**Work to do**:
Count the lines containing "Futschik". Give the number alone.
-- Begin Extracted records --
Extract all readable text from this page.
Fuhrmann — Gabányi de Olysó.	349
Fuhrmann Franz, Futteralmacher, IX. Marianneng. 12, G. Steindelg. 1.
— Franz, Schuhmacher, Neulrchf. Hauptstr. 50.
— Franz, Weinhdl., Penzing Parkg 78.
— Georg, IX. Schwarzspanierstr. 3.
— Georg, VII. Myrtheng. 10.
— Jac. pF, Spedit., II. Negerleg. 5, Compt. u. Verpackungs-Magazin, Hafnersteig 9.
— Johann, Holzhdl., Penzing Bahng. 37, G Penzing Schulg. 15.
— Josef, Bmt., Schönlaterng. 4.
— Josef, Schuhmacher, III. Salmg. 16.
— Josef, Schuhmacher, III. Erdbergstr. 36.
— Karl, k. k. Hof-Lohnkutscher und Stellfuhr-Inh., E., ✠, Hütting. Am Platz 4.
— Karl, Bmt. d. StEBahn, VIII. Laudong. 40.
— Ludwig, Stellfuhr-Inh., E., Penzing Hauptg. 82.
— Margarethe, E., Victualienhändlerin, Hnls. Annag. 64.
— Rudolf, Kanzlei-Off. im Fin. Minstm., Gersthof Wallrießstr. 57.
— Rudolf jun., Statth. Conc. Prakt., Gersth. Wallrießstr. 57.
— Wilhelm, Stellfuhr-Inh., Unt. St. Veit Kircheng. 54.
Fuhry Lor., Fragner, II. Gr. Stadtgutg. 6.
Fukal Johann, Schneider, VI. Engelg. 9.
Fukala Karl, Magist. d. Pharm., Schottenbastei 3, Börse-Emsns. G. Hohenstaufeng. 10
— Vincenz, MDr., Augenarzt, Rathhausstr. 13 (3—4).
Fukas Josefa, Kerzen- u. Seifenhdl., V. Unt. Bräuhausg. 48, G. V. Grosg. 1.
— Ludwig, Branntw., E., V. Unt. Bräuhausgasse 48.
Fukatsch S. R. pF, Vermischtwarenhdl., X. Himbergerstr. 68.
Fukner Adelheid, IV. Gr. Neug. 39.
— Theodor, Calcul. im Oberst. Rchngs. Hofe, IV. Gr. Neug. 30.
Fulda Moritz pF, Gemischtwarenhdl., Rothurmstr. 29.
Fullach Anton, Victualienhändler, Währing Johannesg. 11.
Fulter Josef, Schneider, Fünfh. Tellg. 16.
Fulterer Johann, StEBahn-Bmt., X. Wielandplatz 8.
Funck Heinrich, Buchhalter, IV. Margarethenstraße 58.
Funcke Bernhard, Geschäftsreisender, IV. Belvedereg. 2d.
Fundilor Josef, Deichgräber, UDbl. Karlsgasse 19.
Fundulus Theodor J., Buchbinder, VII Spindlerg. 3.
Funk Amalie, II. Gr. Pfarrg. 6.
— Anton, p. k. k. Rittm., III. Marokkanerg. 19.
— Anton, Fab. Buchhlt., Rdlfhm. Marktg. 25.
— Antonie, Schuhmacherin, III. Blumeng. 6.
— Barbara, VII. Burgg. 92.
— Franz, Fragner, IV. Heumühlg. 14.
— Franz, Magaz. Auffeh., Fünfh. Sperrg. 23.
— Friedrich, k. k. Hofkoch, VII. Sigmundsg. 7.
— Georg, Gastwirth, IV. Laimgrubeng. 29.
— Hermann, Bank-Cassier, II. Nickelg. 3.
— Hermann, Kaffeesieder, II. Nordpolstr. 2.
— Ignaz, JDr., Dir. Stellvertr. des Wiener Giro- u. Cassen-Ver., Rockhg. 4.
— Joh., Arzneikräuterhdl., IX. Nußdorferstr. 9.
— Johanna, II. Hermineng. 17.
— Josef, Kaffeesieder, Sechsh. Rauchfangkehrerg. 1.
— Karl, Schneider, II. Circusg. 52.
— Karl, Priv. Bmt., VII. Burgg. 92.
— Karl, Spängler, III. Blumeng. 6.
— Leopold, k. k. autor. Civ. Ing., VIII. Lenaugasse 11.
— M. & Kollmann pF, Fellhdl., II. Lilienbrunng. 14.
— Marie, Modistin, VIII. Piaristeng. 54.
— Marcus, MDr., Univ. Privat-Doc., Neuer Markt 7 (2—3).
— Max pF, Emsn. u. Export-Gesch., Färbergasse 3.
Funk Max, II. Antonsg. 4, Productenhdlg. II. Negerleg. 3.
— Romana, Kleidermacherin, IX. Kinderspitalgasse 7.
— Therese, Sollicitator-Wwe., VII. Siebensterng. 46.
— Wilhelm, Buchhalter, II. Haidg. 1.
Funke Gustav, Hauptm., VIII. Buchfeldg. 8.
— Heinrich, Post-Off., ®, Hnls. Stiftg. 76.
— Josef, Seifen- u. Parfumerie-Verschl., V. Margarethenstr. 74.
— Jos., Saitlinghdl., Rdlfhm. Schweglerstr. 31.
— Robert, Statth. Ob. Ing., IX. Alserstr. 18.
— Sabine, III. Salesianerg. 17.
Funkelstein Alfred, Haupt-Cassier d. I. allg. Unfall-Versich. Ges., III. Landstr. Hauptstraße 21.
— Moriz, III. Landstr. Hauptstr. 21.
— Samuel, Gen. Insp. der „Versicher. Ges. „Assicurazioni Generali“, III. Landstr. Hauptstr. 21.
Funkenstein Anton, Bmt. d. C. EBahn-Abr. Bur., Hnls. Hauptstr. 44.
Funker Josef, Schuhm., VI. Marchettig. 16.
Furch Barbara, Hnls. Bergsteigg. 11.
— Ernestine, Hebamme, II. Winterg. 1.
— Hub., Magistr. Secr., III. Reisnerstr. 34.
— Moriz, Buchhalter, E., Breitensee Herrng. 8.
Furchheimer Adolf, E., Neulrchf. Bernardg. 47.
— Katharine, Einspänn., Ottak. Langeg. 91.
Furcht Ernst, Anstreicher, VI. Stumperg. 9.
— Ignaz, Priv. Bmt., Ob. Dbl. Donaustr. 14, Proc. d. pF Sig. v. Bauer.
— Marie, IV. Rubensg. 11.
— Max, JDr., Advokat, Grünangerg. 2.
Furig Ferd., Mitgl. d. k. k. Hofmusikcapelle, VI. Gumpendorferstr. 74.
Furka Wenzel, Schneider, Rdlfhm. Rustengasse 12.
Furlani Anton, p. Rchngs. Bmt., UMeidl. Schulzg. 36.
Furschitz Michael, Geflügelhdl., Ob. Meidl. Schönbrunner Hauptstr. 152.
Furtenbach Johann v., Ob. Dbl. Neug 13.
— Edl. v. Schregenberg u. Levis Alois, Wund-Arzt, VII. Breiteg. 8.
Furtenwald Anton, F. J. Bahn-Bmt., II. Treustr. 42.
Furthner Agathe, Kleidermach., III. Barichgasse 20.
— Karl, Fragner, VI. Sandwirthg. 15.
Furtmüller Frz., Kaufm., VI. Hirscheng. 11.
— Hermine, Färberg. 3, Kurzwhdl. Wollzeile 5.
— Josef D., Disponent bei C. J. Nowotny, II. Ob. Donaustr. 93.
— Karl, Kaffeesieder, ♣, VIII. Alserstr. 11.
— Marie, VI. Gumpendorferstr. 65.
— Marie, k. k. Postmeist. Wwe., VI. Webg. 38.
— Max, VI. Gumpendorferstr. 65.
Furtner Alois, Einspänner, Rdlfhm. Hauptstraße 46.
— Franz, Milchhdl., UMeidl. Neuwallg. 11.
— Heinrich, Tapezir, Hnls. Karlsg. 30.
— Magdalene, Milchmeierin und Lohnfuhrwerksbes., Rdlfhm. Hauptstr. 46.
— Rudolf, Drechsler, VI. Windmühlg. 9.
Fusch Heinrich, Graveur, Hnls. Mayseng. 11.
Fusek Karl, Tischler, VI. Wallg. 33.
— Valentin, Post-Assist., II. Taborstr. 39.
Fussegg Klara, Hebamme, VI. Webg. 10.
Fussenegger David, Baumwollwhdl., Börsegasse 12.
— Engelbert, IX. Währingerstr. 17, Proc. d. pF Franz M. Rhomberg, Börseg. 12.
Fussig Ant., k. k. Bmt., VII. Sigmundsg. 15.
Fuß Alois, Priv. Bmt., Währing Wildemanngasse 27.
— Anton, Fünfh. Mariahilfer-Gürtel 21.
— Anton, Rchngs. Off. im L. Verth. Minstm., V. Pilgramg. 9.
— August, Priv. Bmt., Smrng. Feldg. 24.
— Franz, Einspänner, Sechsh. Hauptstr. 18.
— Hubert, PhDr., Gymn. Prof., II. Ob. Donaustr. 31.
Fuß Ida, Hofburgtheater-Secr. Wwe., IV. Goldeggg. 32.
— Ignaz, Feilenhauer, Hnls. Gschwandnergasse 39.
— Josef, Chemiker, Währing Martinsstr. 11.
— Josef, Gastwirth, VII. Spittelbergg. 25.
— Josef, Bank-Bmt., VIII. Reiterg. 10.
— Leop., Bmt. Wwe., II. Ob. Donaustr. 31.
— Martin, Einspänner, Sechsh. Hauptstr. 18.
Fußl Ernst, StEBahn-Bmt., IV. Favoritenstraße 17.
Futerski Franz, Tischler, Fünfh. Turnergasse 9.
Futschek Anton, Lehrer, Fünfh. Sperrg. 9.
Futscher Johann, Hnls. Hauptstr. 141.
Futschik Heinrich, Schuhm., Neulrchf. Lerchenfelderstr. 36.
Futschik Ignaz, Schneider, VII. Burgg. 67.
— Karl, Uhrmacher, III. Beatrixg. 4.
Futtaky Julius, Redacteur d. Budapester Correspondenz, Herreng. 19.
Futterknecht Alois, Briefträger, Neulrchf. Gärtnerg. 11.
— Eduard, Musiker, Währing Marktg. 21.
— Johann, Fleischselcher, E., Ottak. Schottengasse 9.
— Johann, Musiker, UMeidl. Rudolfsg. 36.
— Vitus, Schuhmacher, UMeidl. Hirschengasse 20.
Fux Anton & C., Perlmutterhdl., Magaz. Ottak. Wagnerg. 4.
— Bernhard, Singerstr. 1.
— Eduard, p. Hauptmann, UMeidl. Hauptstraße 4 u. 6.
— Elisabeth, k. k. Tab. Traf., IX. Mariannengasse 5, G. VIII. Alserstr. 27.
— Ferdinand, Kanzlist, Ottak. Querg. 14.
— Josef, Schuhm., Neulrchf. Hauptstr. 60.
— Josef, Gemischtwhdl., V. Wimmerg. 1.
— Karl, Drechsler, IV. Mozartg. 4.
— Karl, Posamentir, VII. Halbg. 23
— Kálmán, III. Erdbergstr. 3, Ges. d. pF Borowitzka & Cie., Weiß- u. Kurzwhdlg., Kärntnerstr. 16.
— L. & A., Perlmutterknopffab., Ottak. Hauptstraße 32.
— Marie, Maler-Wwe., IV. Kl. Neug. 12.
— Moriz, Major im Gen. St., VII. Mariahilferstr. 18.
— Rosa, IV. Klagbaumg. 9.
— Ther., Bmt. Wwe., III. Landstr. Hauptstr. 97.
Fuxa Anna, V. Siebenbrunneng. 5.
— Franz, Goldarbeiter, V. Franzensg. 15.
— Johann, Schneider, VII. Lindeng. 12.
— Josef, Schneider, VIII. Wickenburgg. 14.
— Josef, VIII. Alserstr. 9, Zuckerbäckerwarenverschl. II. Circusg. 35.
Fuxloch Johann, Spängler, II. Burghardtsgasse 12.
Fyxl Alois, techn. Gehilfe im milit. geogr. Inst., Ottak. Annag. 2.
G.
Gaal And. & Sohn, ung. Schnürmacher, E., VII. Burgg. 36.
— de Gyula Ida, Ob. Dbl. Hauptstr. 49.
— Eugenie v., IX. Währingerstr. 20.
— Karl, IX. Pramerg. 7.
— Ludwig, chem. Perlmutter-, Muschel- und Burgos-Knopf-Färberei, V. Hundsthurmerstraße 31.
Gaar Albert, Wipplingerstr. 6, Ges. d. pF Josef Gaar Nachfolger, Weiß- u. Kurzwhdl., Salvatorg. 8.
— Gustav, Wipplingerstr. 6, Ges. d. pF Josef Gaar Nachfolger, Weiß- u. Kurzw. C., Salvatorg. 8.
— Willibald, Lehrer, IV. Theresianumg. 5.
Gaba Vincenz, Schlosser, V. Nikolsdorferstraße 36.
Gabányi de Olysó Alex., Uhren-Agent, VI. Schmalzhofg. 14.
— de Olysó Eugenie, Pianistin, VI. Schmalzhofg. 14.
-- End Extracted records --
**Worked solution**:
2